## START
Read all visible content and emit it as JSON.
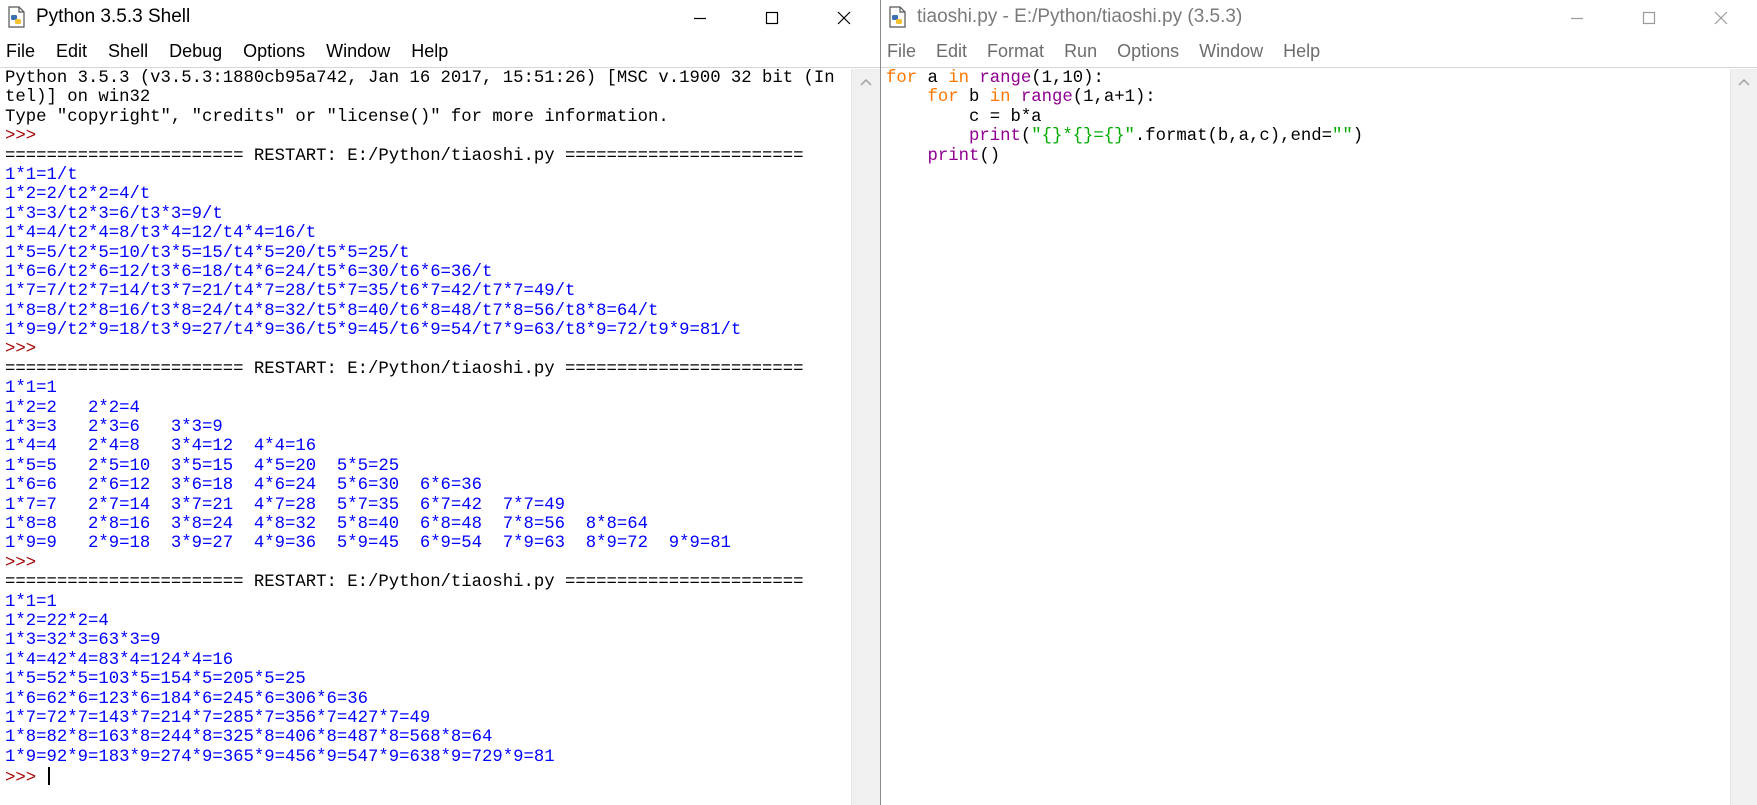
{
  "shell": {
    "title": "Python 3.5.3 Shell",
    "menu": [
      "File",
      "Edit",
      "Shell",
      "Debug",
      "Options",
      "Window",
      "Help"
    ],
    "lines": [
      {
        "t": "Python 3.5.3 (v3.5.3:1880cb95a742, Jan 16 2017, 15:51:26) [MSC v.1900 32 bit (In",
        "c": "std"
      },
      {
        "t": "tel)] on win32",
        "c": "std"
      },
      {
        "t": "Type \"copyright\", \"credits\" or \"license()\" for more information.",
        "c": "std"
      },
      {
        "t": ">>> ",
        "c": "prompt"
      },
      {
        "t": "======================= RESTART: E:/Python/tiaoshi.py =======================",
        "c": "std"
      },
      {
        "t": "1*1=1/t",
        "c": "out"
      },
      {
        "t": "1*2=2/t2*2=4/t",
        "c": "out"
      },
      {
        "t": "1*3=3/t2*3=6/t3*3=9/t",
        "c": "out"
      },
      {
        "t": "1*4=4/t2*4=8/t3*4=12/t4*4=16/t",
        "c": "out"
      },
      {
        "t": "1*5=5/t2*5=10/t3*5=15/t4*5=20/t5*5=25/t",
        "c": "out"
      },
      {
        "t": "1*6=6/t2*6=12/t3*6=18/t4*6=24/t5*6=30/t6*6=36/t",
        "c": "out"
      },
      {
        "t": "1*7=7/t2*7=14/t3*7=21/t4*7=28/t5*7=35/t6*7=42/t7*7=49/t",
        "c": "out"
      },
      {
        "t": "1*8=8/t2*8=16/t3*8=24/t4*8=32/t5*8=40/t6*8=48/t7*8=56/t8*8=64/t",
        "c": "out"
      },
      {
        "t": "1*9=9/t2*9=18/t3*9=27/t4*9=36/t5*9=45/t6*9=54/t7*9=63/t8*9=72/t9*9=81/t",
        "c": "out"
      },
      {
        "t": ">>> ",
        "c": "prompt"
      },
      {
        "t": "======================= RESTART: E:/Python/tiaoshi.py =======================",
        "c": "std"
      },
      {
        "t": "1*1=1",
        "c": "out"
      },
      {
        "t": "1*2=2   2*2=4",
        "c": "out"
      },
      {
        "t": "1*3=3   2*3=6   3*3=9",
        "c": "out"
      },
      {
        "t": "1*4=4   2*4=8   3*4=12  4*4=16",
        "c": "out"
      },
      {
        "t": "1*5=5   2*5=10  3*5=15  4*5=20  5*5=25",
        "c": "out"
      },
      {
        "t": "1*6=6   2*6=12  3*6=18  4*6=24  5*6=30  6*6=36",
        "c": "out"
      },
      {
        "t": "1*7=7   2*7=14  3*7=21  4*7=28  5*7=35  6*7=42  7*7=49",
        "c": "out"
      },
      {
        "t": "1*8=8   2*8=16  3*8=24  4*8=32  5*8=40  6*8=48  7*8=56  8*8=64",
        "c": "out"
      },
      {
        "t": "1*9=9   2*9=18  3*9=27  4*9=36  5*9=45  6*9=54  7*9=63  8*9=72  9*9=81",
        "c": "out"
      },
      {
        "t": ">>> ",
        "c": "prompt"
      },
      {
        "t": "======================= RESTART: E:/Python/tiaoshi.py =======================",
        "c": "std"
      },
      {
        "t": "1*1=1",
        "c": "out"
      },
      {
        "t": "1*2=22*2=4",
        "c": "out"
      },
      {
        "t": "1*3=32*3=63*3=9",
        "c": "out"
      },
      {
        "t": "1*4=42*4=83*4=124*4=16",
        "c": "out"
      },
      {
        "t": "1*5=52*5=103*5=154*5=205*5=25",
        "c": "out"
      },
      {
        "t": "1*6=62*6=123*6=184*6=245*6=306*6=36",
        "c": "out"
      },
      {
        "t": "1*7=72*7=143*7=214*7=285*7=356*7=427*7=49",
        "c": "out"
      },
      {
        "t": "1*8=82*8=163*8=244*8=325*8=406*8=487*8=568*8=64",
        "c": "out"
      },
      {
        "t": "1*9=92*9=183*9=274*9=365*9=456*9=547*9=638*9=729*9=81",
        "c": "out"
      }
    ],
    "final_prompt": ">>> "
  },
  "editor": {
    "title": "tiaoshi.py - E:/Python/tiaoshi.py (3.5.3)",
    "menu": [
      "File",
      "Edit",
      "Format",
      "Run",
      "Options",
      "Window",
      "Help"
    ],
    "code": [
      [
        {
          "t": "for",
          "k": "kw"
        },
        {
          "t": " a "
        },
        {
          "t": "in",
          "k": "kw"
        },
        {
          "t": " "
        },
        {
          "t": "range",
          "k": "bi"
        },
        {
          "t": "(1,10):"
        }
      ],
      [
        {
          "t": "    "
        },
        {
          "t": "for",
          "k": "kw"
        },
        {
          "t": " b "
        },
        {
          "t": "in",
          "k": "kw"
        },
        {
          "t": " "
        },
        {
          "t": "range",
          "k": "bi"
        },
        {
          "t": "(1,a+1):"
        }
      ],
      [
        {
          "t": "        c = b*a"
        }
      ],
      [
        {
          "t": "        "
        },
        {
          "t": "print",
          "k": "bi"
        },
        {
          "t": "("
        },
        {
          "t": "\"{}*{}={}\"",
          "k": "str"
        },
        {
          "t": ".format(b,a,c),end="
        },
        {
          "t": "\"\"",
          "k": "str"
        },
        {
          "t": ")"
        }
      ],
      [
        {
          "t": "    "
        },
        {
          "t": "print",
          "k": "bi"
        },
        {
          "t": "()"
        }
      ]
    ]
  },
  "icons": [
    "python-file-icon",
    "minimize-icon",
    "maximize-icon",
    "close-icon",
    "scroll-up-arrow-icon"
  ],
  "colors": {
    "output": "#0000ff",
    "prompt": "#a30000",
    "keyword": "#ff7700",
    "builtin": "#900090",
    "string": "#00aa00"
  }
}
## END
## START
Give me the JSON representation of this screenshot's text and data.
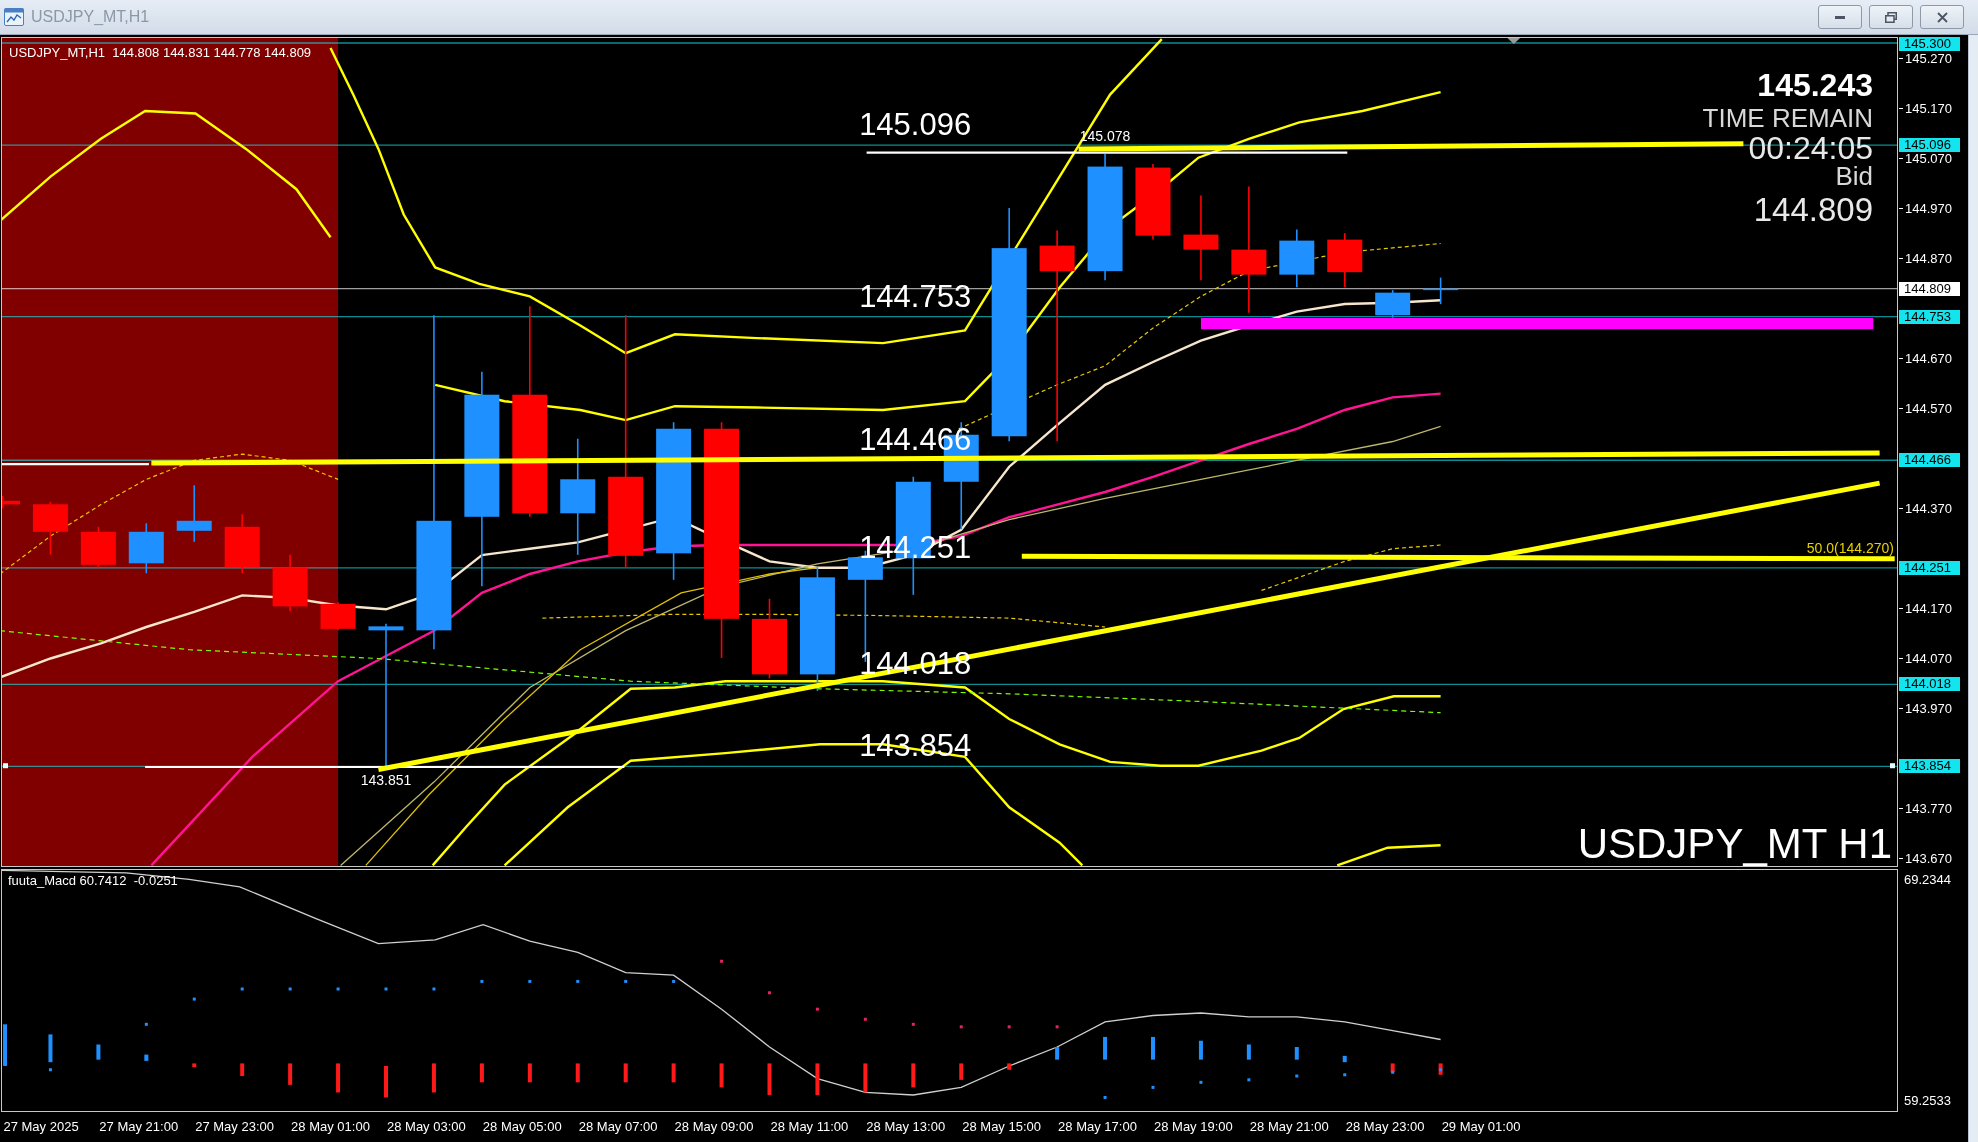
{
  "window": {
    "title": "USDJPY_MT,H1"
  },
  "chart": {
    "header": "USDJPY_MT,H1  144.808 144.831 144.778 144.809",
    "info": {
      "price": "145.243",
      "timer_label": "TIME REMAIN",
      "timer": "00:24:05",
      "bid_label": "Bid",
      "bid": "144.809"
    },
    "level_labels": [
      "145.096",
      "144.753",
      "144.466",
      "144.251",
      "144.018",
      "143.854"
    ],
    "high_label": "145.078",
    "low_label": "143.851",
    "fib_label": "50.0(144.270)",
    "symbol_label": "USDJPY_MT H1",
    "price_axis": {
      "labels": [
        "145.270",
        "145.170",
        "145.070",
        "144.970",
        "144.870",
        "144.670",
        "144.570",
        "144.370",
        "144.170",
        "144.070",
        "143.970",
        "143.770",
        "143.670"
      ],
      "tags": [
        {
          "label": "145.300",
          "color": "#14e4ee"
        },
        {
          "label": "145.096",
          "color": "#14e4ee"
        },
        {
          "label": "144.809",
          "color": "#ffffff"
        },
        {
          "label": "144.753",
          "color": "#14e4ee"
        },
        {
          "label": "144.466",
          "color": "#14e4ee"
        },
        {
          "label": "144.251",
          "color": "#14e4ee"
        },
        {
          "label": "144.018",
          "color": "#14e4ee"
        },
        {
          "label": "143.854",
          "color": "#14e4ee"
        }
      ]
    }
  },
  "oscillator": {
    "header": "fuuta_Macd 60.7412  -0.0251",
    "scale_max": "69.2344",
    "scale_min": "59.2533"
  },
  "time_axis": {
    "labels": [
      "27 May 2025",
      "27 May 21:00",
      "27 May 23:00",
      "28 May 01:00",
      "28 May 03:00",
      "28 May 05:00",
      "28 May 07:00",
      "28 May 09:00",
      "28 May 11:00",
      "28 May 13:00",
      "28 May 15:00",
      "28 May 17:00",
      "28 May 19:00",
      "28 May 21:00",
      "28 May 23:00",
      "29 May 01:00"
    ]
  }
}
## END
## Stated task
Identify which lines contain the word "header" and copy each one.

## Finished exercise
    "header": "USDJPY_MT,H1  144.808 144.831 144.778 144.809",
    "header": "fuuta_Macd 60.7412  -0.0251",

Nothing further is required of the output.